*CHALLENGE*. Arrange every line of the entries below as one continuous numbered list, omitting any blank lines.

Excerpts from a layout annotation set
■ ■ ■

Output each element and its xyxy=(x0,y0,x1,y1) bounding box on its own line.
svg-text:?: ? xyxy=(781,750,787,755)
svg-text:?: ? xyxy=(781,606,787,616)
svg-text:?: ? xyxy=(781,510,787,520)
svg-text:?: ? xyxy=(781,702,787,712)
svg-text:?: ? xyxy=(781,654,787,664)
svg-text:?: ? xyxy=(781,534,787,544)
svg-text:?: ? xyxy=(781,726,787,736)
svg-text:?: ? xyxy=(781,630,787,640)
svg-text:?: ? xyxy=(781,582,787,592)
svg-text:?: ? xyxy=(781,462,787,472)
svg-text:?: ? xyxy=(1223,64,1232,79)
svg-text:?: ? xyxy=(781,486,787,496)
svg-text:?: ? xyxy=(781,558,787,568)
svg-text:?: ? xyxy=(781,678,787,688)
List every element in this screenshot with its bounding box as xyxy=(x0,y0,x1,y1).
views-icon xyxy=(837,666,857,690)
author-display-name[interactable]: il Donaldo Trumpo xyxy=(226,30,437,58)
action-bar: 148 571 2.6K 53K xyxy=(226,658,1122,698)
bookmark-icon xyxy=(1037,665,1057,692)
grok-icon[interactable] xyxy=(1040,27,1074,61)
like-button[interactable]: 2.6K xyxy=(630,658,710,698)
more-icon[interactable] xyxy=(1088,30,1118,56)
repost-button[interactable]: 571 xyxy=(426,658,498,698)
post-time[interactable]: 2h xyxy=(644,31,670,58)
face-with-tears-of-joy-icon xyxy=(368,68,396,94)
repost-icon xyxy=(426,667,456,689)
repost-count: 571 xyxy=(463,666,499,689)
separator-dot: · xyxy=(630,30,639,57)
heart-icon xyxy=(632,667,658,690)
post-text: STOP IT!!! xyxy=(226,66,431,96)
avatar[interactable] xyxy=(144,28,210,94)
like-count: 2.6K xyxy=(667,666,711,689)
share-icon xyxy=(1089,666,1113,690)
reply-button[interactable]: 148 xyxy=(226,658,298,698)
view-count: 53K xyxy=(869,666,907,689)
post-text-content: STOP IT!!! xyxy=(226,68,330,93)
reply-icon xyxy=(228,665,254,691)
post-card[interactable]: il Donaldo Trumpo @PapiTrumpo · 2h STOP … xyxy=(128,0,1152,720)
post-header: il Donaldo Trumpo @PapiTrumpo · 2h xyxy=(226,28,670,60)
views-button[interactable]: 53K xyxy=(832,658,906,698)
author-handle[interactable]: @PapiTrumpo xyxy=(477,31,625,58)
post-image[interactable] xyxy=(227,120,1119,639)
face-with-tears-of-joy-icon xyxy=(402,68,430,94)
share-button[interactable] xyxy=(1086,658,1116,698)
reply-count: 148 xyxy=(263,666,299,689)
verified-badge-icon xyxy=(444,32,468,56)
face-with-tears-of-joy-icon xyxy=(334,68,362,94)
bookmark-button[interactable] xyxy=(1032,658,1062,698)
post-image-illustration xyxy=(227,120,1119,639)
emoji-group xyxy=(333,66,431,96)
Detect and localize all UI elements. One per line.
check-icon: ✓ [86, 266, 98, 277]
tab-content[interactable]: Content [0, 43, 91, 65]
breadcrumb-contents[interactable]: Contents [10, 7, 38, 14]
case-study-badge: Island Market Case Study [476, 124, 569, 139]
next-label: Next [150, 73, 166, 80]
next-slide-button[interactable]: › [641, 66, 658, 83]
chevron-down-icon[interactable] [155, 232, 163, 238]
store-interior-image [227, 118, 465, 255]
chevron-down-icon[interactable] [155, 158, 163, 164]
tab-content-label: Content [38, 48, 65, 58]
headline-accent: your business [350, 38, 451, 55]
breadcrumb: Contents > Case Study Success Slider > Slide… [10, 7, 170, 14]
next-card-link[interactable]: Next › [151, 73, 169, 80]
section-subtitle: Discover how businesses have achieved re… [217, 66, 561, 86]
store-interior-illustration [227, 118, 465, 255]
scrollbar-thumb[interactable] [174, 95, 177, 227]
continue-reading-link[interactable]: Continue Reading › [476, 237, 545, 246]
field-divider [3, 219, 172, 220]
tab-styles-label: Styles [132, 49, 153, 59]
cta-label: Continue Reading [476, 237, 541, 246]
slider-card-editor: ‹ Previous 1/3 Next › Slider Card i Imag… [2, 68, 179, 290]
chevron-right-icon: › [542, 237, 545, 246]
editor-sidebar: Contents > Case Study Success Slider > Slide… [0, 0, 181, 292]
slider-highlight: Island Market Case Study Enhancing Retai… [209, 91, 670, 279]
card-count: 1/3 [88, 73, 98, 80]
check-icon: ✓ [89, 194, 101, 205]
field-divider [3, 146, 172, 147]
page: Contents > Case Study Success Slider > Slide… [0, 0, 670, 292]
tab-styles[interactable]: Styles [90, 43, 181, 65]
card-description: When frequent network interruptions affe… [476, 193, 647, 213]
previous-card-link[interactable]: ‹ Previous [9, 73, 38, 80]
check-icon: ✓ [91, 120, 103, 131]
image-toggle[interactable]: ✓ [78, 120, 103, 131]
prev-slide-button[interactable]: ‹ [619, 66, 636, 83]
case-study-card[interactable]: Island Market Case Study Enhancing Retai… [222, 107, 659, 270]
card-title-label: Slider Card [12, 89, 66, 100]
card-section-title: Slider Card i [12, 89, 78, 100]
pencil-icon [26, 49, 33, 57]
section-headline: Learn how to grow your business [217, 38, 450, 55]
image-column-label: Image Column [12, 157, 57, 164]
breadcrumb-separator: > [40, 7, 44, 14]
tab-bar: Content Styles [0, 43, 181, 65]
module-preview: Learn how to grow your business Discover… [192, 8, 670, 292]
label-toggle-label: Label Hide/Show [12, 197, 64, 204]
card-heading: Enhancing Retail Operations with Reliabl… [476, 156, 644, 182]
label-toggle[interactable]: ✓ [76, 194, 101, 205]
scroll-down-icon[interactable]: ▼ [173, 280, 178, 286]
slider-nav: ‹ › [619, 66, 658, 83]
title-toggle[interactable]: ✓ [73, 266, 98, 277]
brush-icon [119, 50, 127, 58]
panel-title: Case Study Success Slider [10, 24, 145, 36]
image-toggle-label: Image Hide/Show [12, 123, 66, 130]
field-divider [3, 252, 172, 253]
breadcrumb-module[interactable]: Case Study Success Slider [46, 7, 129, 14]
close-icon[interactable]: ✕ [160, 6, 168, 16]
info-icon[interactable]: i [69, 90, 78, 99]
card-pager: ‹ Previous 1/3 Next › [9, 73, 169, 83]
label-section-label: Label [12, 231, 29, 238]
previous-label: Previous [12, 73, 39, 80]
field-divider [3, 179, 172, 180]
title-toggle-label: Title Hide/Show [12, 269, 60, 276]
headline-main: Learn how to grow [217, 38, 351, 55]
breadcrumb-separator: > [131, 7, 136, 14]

■ ■ ■

*RESPONSE TO THE EXERCISE*.
1. Output each element and its xyxy=(x0,y0,x1,y1) bounding box on its own line.
2. svg-text:?: ? xyxy=(781,750,787,755)
3. svg-text:?: ? xyxy=(781,606,787,616)
4. svg-text:?: ? xyxy=(781,510,787,520)
5. svg-text:?: ? xyxy=(781,702,787,712)
6. svg-text:?: ? xyxy=(781,654,787,664)
7. svg-text:?: ? xyxy=(781,534,787,544)
8. svg-text:?: ? xyxy=(781,726,787,736)
9. svg-text:?: ? xyxy=(781,630,787,640)
10. svg-text:?: ? xyxy=(781,582,787,592)
11. svg-text:?: ? xyxy=(781,462,787,472)
12. svg-text:?: ? xyxy=(1223,64,1232,79)
13. svg-text:?: ? xyxy=(781,486,787,496)
14. svg-text:?: ? xyxy=(781,558,787,568)
15. svg-text:?: ? xyxy=(781,678,787,688)
16. List every element in this screenshot with its bounding box as xyxy=(x0,y0,x1,y1).
17. views-icon xyxy=(837,666,857,690)
18. author-display-name[interactable]: il Donaldo Trumpo xyxy=(226,30,437,58)
19. action-bar: 148 571 2.6K 53K xyxy=(226,658,1122,698)
20. bookmark-icon xyxy=(1037,665,1057,692)
21. grok-icon[interactable] xyxy=(1040,27,1074,61)
22. like-button[interactable]: 2.6K xyxy=(630,658,710,698)
23. more-icon[interactable] xyxy=(1088,30,1118,56)
24. repost-button[interactable]: 571 xyxy=(426,658,498,698)
25. post-time[interactable]: 2h xyxy=(644,31,670,58)
26. face-with-tears-of-joy-icon xyxy=(368,68,396,94)
27. repost-icon xyxy=(426,667,456,689)
28. repost-count: 571 xyxy=(463,666,499,689)
29. separator-dot: · xyxy=(630,30,639,57)
30. heart-icon xyxy=(632,667,658,690)
31. post-text: STOP IT!!! xyxy=(226,66,431,96)
32. avatar[interactable] xyxy=(144,28,210,94)
33. like-count: 2.6K xyxy=(667,666,711,689)
34. share-icon xyxy=(1089,666,1113,690)
35. reply-button[interactable]: 148 xyxy=(226,658,298,698)
36. view-count: 53K xyxy=(869,666,907,689)
37. post-text-content: STOP IT!!! xyxy=(226,68,330,93)
38. reply-icon xyxy=(228,665,254,691)
39. post-card[interactable]: il Donaldo Trumpo @PapiTrumpo · 2h STOP … xyxy=(128,0,1152,720)
40. post-header: il Donaldo Trumpo @PapiTrumpo · 2h xyxy=(226,28,670,60)
41. views-button[interactable]: 53K xyxy=(832,658,906,698)
42. author-handle[interactable]: @PapiTrumpo xyxy=(477,31,625,58)
43. post-image[interactable] xyxy=(227,120,1119,639)
44. face-with-tears-of-joy-icon xyxy=(402,68,430,94)
45. share-button[interactable] xyxy=(1086,658,1116,698)
46. reply-count: 148 xyxy=(263,666,299,689)
47. verified-badge-icon xyxy=(444,32,468,56)
48. face-with-tears-of-joy-icon xyxy=(334,68,362,94)
49. bookmark-button[interactable] xyxy=(1032,658,1062,698)
50. post-image-illustration xyxy=(227,120,1119,639)
51. emoji-group xyxy=(333,66,431,96)
52. Detect and localize all UI elements. One per line.
53. check-icon: ✓ [86, 266, 98, 277]
54. tab-content[interactable]: Content [0, 43, 91, 65]
55. breadcrumb-contents[interactable]: Contents [10, 7, 38, 14]
56. case-study-badge: Island Market Case Study [476, 124, 569, 139]
57. next-label: Next [150, 73, 166, 80]
58. next-slide-button[interactable]: › [641, 66, 658, 83]
59. chevron-down-icon[interactable] [155, 232, 163, 238]
60. store-interior-image [227, 118, 465, 255]
61. chevron-down-icon[interactable] [155, 158, 163, 164]
62. tab-content-label: Content [38, 48, 65, 58]
63. headline-accent: your business [350, 38, 451, 55]
64. breadcrumb: Contents > Case Study Success Slider > Slide… [10, 7, 170, 14]
65. next-card-link[interactable]: Next › [151, 73, 169, 80]
66. section-subtitle: Discover how businesses have achieved re… [217, 66, 561, 86]
67. store-interior-illustration [227, 118, 465, 255]
68. scrollbar-thumb[interactable] [174, 95, 177, 227]
69. continue-reading-link[interactable]: Continue Reading › [476, 237, 545, 246]
70. field-divider [3, 219, 172, 220]
71. tab-styles-label: Styles [132, 49, 153, 59]
72. cta-label: Continue Reading [476, 237, 541, 246]
73. slider-card-editor: ‹ Previous 1/3 Next › Slider Card i Imag… [2, 68, 179, 290]
74. chevron-right-icon: › [542, 237, 545, 246]
75. editor-sidebar: Contents > Case Study Success Slider > Slide… [0, 0, 181, 292]
76. slider-highlight: Island Market Case Study Enhancing Retai… [209, 91, 670, 279]
77. card-count: 1/3 [88, 73, 98, 80]
78. check-icon: ✓ [89, 194, 101, 205]
79. field-divider [3, 146, 172, 147]
80. page: Contents > Case Study Success Slider > Slide… [0, 0, 670, 292]
81. tab-styles[interactable]: Styles [90, 43, 181, 65]
82. card-description: When frequent network interruptions affe… [476, 193, 647, 213]
83. previous-card-link[interactable]: ‹ Previous [9, 73, 38, 80]
84. check-icon: ✓ [91, 120, 103, 131]
85. image-toggle[interactable]: ✓ [78, 120, 103, 131]
86. prev-slide-button[interactable]: ‹ [619, 66, 636, 83]
87. case-study-card[interactable]: Island Market Case Study Enhancing Retai… [222, 107, 659, 270]
88. card-title-label: Slider Card [12, 89, 66, 100]
89. card-section-title: Slider Card i [12, 89, 78, 100]
90. pencil-icon [26, 49, 33, 57]
91. section-headline: Learn how to grow your business [217, 38, 450, 55]
92. image-column-label: Image Column [12, 157, 57, 164]
93. breadcrumb-separator: > [40, 7, 44, 14]
94. tab-bar: Content Styles [0, 43, 181, 65]
95. module-preview: Learn how to grow your business Discover… [192, 8, 670, 292]
96. label-toggle-label: Label Hide/Show [12, 197, 64, 204]
97. card-heading: Enhancing Retail Operations with Reliabl… [476, 156, 644, 182]
98. label-toggle[interactable]: ✓ [76, 194, 101, 205]
99. scroll-down-icon[interactable]: ▼ [173, 280, 178, 286]
100. slider-nav: ‹ › [619, 66, 658, 83]
101. title-toggle[interactable]: ✓ [73, 266, 98, 277]
102. brush-icon [119, 50, 127, 58]
103. panel-title: Case Study Success Slider [10, 24, 145, 36]
104. image-toggle-label: Image Hide/Show [12, 123, 66, 130]
105. field-divider [3, 252, 172, 253]
106. breadcrumb-module[interactable]: Case Study Success Slider [46, 7, 129, 14]
107. close-icon[interactable]: ✕ [160, 6, 168, 16]
108. info-icon[interactable]: i [69, 90, 78, 99]
109. card-pager: ‹ Previous 1/3 Next › [9, 73, 169, 83]
110. label-section-label: Label [12, 231, 29, 238]
111. previous-label: Previous [12, 73, 39, 80]
112. field-divider [3, 179, 172, 180]
113. title-toggle-label: Title Hide/Show [12, 269, 60, 276]
114. headline-main: Learn how to grow [217, 38, 351, 55]
115. breadcrumb-separator: > [131, 7, 136, 14]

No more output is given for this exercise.